TrackTown, USA: Dave had trustee meetings all day, so I volunteered to remain at the campsite to supervise repairs and the washing crew.

Two men showed up to wash the outside and roof of our motorhome. I was trapped inside the bus with all the windows and vents closed during the procedure. It was actually sunny in Eugene today... which can only mean rain tomorrow because it always rains after we have our RV washed.

They charge by the foot. Two hours and $110 later...

Pretty and shiny again. These guys have washed our motorhome several times before, but they were still surprised when I told them the Magna Peregrinus was six years old. Still looks new!

I received an email this afternoon from Reader Virginia. She questioned how it is possible to get ready for a several-week RV trip in one day.

The answer is mostly: Experience and Checklists.

First of all, we keep our motorhome filled with dishes, pots, pans, sheets, towels, toiletries and anything else one would use on a daily basis. The only things we bring to the bus for a trip are clothing, food, golf clubs, cameras and laptops/office things. We bring items to the bus in a cooler and plastic crates, and leave the cooler and crates in the storage garage to bring things home after the trip.

####

== Stated exercise A ==
Decide whether each statement below agrees with the motorhome post above. Answer yes or no for each, quoting the deciding words. (i) The washing crew charges by the foot. (ii) The motorhome was ten years old at the time of the wash. (iii) The cooler and crates stay in the storage garage while the trip is underway.
== Stated exercise B ==
Carry on the motorhome post from its last sentence.

####

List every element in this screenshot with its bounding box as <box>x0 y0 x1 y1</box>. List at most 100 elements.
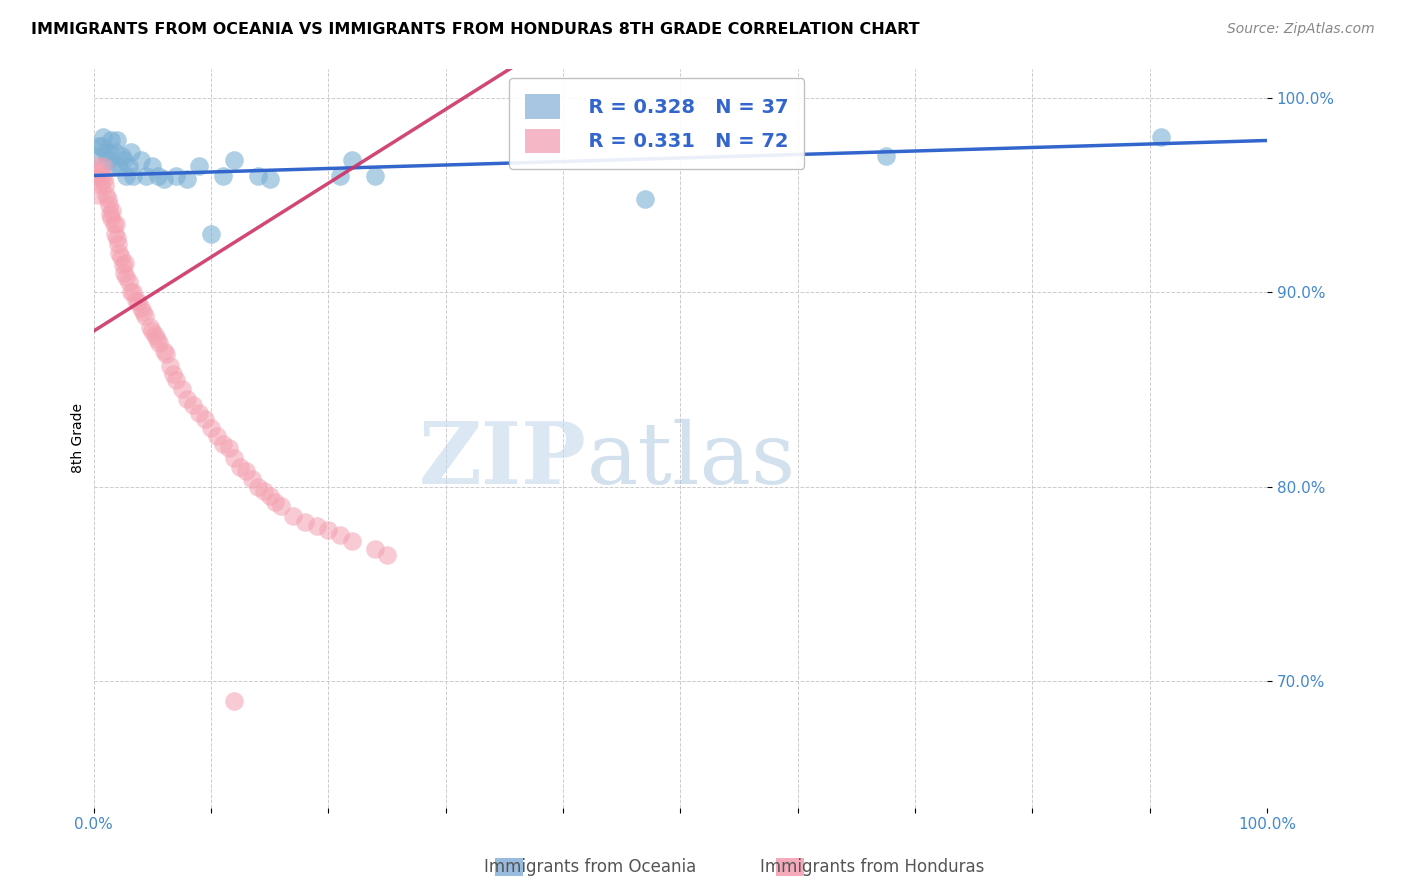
Point <box>329 169 352 183</box>
Point <box>270 499 292 513</box>
Point <box>107 236 129 251</box>
Point <box>224 694 246 708</box>
Point <box>240 472 263 486</box>
Point <box>104 227 127 241</box>
Point <box>181 398 204 412</box>
Point <box>100 134 122 148</box>
Point <box>875 149 897 163</box>
Point <box>259 490 281 504</box>
Point <box>115 269 138 284</box>
Point <box>125 293 148 307</box>
Point <box>305 518 328 533</box>
Point <box>235 464 257 478</box>
Point <box>108 246 131 260</box>
Point <box>340 534 363 549</box>
Point <box>104 145 127 160</box>
Point <box>253 483 276 498</box>
Point <box>139 320 162 334</box>
Point <box>97 153 120 167</box>
Point <box>246 480 269 494</box>
Point <box>364 541 387 556</box>
Point <box>115 169 138 183</box>
Point <box>129 153 152 167</box>
Point <box>84 149 107 163</box>
Point <box>146 332 169 346</box>
Point <box>146 169 169 183</box>
Text: Immigrants from Honduras: Immigrants from Honduras <box>759 858 984 876</box>
Point <box>316 523 339 537</box>
Point <box>111 258 134 272</box>
Point <box>101 159 124 173</box>
Text: Source: ZipAtlas.com: Source: ZipAtlas.com <box>1227 22 1375 37</box>
Point <box>118 159 141 173</box>
Point <box>375 548 398 562</box>
Point <box>634 192 657 206</box>
Point <box>118 276 141 290</box>
Point <box>122 285 145 300</box>
Point <box>111 149 134 163</box>
Point <box>120 145 142 160</box>
Point <box>176 172 198 186</box>
Point <box>200 227 222 241</box>
Point <box>211 437 233 451</box>
Point <box>110 250 132 264</box>
Point <box>153 172 176 186</box>
Legend:   R = 0.328   N = 37,   R = 0.331   N = 72: R = 0.328 N = 37, R = 0.331 N = 72 <box>509 78 804 169</box>
Point <box>194 411 217 425</box>
Point <box>91 159 114 173</box>
Point <box>340 153 363 167</box>
Point <box>188 159 211 173</box>
Point <box>105 134 128 148</box>
Point <box>364 169 387 183</box>
Point <box>86 172 108 186</box>
Point <box>96 188 118 202</box>
Point <box>127 294 149 309</box>
Point <box>170 383 193 397</box>
Point <box>134 309 156 323</box>
Point <box>94 178 117 193</box>
Point <box>205 429 228 443</box>
Point <box>329 528 352 542</box>
Point <box>155 347 177 361</box>
Point <box>211 169 233 183</box>
Point <box>114 256 136 270</box>
Point <box>122 169 145 183</box>
Text: Immigrants from Oceania: Immigrants from Oceania <box>485 858 696 876</box>
Point <box>143 328 166 343</box>
Point <box>104 217 127 231</box>
Point <box>108 159 131 173</box>
Point <box>101 203 124 218</box>
Point <box>90 169 112 183</box>
Point <box>94 145 117 160</box>
Point <box>200 421 222 435</box>
Point <box>87 164 110 178</box>
Point <box>103 217 125 231</box>
Point <box>89 188 111 202</box>
Point <box>90 139 112 153</box>
Point <box>97 197 120 211</box>
Point <box>188 406 211 420</box>
Text: atlas: atlas <box>586 418 796 502</box>
Point <box>224 450 246 465</box>
Point <box>98 207 121 221</box>
Point <box>97 145 120 160</box>
Point <box>229 460 252 475</box>
Y-axis label: 8th Grade: 8th Grade <box>72 403 86 473</box>
Point <box>281 508 304 523</box>
Text: IMMIGRANTS FROM OCEANIA VS IMMIGRANTS FROM HONDURAS 8TH GRADE CORRELATION CHART: IMMIGRANTS FROM OCEANIA VS IMMIGRANTS FR… <box>31 22 920 37</box>
Point <box>112 153 135 167</box>
Point <box>135 169 157 183</box>
Point <box>153 343 176 358</box>
Point <box>259 172 281 186</box>
Point <box>176 392 198 407</box>
Point <box>100 211 122 226</box>
Point <box>132 304 155 318</box>
Point <box>129 301 152 315</box>
Point <box>264 495 287 509</box>
Point <box>218 441 240 455</box>
Point <box>91 129 114 144</box>
Point <box>141 324 163 338</box>
Point <box>93 172 115 186</box>
Point <box>224 153 246 167</box>
Point <box>159 359 181 373</box>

####

== Task answer A ==
(i) Yes: "They charge by the foot."
(ii) No: "the Magna Peregrinus was six years old."
(iii) Yes: "leave the cooler and crates in the storage garage to bring things home after the trip."

== Task answer B ==
CLOTHING: This trip is complicated. Three football games. Trustee meetings (business attire for DT and cocktail attire for me). Several casual travel days and then several "city days" - San Francisco and Napa. Warm weather and cool weather clothing. Exercise clothes. Still, it took just a few minutes to gather our wardrobes. Clothing on hangers arrive to the RV on hangers. If traveling to different locals all the time, no one but your dining partner will know you are wearing the same outfit every time you go out dinner. (And... we have a washer/dryer stacked unit in our motorhome.)

FOOD: I used to bring enough food to feed a small nation on every trip. A very bad habit and one that took me years to break. Extra weight equals extra fuel use. Stop doing this! Bring the bare necessities and one or two emergency meals (pasta and a jarred sauce, for example).

Truth is, travelers are never far from a grocer in America. There is no need to overload your RV pantry. They have flour in Des Moines! Assuming our fruit isn't confiscated at the California Agriculture Inspection Station when we cross the border, we will be fine for days. Anyway, I truly enjoy shopping in a grocer or farmers market in a new town. Interesting to see regional foods and brands.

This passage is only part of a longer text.